The problem
Show all lines holding the string "name".
+-------+
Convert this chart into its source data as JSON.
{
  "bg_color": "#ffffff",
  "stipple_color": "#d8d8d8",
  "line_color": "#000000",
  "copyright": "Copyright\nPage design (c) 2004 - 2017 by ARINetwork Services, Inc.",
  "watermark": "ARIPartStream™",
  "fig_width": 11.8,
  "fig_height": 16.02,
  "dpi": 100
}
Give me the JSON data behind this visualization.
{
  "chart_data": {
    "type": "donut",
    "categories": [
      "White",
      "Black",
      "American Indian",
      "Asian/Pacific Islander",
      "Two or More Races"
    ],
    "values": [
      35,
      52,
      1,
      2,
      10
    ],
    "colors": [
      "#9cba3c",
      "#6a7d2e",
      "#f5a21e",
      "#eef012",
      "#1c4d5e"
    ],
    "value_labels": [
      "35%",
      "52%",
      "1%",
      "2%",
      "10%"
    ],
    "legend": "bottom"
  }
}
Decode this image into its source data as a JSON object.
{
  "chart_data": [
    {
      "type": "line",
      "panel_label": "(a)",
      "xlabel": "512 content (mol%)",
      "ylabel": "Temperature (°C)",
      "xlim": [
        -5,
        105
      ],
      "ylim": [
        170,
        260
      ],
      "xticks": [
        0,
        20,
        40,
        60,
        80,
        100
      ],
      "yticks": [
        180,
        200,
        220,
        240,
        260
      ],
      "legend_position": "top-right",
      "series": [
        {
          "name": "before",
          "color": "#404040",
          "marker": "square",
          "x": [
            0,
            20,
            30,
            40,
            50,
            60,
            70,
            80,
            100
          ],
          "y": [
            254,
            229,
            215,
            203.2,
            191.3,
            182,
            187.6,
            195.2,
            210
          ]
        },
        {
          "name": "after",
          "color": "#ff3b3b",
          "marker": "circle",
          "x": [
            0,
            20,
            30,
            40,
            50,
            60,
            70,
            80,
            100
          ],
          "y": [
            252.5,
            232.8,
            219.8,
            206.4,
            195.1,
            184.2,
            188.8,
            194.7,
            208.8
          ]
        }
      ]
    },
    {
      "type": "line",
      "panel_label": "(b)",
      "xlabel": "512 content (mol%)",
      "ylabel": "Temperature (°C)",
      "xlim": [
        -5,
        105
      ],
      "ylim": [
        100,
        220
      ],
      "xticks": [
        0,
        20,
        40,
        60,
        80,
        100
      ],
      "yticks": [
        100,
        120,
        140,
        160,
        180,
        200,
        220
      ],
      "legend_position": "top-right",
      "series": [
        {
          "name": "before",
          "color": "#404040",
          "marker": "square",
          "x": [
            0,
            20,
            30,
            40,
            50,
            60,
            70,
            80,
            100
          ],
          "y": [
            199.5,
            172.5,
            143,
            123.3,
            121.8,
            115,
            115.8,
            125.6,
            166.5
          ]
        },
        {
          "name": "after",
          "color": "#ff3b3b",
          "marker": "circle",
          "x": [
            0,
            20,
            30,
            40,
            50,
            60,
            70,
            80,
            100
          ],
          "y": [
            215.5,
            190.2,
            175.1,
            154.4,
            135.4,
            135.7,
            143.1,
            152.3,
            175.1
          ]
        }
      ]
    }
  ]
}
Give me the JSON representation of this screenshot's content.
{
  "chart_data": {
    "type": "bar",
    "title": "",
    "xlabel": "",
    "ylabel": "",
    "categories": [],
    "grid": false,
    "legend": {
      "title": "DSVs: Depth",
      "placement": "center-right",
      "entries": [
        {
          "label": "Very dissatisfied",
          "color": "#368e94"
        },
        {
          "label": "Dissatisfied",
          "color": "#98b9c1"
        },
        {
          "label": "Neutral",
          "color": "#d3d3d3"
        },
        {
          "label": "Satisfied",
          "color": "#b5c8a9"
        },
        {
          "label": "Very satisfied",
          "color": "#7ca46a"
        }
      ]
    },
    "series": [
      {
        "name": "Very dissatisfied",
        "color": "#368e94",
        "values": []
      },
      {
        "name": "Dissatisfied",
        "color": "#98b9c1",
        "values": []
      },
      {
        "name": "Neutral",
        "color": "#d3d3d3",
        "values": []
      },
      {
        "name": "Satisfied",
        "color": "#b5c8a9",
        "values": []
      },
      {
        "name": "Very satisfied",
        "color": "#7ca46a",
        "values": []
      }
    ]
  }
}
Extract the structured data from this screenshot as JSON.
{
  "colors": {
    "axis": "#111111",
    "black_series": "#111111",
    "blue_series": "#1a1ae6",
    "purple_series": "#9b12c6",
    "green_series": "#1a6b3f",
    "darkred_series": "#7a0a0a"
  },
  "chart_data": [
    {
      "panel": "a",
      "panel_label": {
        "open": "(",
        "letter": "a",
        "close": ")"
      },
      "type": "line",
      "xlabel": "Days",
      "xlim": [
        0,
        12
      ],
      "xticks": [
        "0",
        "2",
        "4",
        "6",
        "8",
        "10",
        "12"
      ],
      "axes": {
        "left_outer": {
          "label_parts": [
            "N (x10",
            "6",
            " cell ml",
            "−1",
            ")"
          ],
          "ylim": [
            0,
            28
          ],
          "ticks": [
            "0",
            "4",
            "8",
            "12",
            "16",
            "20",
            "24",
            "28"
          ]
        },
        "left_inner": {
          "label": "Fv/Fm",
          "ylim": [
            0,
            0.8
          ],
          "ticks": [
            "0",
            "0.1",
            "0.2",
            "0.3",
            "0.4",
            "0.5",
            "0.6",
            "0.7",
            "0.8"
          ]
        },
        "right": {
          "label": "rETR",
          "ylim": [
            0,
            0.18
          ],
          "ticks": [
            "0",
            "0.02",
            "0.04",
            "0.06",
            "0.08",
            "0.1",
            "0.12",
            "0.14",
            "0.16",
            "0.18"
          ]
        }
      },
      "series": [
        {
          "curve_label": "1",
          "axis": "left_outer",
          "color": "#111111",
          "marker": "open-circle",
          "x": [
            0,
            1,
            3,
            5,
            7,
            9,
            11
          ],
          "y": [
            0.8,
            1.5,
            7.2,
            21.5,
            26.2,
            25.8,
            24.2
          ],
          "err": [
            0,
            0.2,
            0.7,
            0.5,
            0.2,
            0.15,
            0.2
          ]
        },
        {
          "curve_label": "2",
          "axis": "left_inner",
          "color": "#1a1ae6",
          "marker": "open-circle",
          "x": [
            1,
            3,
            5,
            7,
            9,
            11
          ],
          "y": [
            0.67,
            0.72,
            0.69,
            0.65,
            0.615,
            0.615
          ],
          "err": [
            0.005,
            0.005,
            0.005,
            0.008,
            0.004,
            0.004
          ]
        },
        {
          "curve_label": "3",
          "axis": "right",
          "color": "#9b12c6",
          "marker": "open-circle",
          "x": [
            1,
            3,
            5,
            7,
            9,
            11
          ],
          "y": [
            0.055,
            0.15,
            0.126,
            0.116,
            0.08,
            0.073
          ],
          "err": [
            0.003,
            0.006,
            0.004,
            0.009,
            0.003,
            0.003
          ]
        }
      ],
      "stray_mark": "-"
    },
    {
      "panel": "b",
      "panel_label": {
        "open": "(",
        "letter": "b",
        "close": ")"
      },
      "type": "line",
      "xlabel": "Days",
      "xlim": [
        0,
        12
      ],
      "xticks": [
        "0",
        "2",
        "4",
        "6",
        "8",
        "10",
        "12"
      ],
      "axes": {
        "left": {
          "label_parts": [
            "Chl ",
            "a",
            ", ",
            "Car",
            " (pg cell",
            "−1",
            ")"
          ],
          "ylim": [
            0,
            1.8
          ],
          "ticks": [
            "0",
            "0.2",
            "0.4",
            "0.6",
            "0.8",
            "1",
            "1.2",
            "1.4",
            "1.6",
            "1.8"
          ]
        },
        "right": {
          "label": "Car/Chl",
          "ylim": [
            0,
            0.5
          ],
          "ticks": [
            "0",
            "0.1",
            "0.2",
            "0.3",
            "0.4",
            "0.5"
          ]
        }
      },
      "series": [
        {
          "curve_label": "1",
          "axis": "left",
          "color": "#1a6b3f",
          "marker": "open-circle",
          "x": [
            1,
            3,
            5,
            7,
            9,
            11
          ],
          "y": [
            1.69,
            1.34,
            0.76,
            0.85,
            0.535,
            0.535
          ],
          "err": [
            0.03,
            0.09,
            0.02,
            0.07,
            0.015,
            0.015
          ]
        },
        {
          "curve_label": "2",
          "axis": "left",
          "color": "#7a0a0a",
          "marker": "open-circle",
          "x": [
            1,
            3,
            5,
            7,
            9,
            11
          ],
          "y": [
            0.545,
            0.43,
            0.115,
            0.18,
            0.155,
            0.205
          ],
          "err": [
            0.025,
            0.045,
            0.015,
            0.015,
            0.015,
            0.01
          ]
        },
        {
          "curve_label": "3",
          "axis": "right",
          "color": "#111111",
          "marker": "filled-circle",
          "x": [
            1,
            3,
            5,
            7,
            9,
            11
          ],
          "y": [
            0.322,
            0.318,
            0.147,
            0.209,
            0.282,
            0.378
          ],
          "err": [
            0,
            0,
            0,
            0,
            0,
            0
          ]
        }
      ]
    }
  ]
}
+-------+
Exercise answer
          "name": "before",
          "name": "after",
          "name": "before",
          "name": "after",
        "name": "Very dissatisfied",
        "name": "Dissatisfied",
        "name": "Neutral",
        "name": "Satisfied",
        "name": "Very satisfied",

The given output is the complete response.